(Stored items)

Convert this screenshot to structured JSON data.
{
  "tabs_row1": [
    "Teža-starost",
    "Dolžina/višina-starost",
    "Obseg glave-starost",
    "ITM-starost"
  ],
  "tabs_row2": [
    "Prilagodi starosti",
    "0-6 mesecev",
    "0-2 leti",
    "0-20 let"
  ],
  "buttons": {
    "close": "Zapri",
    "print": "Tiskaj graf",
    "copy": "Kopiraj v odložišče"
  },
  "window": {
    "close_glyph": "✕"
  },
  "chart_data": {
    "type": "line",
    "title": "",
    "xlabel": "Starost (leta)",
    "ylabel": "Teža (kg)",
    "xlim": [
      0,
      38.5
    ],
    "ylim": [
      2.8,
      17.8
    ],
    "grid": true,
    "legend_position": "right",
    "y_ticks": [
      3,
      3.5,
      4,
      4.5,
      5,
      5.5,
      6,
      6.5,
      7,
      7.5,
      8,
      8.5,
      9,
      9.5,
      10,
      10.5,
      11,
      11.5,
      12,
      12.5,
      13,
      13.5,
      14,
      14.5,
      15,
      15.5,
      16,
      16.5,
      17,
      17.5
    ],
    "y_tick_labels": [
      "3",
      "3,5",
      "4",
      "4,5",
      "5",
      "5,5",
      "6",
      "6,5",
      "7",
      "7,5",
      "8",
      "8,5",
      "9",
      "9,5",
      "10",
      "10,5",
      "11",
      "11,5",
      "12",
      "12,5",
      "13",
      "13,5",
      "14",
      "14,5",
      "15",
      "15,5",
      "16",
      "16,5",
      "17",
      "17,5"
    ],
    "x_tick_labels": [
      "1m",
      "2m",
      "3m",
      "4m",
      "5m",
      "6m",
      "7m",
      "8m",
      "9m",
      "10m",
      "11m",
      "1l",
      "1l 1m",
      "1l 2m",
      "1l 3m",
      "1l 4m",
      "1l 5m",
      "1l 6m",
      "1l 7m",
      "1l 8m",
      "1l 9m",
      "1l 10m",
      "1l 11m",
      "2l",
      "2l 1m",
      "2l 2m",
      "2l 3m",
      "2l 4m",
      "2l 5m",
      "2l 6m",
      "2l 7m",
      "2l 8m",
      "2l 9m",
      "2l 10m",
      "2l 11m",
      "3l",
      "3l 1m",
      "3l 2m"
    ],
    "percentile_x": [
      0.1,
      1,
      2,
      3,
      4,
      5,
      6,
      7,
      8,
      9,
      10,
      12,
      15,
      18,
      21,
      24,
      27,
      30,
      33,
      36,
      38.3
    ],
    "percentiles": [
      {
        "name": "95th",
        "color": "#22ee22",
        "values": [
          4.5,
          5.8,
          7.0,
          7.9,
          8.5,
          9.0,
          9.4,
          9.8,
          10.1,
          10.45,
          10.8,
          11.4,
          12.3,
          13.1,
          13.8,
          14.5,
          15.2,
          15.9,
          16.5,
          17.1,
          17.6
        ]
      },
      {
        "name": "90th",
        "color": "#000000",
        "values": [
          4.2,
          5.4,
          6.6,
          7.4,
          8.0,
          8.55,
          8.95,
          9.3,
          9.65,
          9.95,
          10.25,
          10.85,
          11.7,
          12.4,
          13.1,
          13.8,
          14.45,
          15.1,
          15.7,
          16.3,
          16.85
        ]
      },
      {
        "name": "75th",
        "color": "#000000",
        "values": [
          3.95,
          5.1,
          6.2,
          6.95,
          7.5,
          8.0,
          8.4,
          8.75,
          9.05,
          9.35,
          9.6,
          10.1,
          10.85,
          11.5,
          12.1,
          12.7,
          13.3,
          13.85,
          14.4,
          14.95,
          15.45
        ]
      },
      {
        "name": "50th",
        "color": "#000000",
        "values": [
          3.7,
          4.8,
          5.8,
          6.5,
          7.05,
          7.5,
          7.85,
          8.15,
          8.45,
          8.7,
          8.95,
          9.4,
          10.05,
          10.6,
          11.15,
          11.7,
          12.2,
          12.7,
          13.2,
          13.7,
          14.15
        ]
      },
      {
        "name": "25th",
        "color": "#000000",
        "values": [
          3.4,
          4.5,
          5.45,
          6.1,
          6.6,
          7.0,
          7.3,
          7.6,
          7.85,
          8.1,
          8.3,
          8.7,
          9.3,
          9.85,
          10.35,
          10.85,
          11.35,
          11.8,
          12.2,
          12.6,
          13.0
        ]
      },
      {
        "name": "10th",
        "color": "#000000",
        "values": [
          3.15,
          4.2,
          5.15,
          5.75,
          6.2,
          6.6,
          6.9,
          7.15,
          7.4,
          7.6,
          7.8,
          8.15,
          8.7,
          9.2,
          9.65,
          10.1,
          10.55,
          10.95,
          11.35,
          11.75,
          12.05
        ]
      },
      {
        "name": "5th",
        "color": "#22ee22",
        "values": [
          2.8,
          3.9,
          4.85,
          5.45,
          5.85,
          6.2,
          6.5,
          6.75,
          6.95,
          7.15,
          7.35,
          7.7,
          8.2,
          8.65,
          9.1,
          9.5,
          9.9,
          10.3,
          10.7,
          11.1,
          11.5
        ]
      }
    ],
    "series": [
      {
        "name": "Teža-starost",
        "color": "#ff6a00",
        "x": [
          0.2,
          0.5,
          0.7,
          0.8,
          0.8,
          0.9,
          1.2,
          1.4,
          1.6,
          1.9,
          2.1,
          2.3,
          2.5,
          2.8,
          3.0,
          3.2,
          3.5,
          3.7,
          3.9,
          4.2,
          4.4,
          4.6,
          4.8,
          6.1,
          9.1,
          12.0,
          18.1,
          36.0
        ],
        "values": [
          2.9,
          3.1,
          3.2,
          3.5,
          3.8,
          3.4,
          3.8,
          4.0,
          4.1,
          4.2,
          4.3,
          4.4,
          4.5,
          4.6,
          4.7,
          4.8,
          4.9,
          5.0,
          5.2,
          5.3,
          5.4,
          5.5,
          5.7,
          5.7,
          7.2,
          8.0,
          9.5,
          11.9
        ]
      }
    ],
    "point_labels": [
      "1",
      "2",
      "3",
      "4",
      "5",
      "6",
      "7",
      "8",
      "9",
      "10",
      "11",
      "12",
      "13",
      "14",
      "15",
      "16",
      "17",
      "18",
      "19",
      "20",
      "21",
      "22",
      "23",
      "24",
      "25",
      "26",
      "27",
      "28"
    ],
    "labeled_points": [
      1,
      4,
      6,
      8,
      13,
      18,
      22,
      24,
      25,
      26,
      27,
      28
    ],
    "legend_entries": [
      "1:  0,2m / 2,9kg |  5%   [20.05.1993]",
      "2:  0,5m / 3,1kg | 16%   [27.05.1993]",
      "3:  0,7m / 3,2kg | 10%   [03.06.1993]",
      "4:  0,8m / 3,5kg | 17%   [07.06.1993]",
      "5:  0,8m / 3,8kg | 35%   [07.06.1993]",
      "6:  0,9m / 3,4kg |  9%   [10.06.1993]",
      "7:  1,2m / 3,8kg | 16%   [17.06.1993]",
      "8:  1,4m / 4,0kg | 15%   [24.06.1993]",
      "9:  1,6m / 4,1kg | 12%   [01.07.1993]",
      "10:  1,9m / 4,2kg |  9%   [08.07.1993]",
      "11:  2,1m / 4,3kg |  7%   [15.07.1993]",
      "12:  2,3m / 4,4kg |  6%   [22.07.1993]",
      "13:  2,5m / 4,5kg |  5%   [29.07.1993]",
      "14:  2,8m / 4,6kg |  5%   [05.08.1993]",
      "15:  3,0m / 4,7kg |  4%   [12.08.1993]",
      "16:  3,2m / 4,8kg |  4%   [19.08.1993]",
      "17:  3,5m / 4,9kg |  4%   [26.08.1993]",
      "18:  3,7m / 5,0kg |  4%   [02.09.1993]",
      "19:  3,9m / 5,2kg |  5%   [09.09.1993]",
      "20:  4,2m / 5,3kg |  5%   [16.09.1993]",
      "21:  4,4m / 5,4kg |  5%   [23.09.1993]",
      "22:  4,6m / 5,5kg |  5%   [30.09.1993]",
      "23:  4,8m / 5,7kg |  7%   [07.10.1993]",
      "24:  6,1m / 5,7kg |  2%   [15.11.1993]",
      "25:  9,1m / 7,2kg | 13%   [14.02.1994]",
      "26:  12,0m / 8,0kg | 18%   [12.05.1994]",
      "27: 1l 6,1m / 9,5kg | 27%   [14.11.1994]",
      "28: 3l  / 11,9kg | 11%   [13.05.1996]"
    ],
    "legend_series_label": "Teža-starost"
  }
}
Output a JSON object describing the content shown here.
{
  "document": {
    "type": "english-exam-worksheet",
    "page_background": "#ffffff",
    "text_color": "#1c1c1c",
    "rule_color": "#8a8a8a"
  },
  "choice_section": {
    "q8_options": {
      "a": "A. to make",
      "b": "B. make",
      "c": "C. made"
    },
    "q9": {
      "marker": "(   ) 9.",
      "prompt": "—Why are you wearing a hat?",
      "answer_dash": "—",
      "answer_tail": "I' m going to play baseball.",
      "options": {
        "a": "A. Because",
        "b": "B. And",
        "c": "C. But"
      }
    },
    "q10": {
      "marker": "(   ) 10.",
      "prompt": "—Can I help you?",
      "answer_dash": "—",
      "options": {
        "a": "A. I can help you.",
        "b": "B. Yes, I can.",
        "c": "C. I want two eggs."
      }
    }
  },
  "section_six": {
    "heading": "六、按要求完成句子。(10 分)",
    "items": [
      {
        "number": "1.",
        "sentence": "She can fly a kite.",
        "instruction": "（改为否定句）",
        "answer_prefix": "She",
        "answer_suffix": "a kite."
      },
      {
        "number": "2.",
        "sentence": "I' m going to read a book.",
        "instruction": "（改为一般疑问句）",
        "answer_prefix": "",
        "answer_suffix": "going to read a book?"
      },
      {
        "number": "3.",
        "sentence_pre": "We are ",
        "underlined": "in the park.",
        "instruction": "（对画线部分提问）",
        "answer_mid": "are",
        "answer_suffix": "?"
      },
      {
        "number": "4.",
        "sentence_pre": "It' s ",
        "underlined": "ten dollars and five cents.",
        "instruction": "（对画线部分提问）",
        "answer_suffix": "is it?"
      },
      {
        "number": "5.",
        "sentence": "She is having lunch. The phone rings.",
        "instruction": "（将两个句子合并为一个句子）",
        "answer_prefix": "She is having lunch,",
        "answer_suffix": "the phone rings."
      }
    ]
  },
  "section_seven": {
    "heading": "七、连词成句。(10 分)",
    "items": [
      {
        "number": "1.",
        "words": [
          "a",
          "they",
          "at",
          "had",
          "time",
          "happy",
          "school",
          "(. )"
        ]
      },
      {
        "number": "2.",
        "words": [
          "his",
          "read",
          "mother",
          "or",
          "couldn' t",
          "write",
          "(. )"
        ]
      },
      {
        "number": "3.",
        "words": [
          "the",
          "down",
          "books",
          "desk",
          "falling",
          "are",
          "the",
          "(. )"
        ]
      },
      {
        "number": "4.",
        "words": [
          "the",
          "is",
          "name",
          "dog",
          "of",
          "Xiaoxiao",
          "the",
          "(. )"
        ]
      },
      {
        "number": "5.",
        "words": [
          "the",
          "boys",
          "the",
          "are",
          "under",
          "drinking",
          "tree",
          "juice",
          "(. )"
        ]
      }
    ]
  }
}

# Task description
Search the lines above for the string "going", then show every one that has it.

# Task output
      "answer_tail": "I' m going to play baseball.",
        "sentence": "I' m going to read a book.",
        "answer_suffix": "going to read a book?"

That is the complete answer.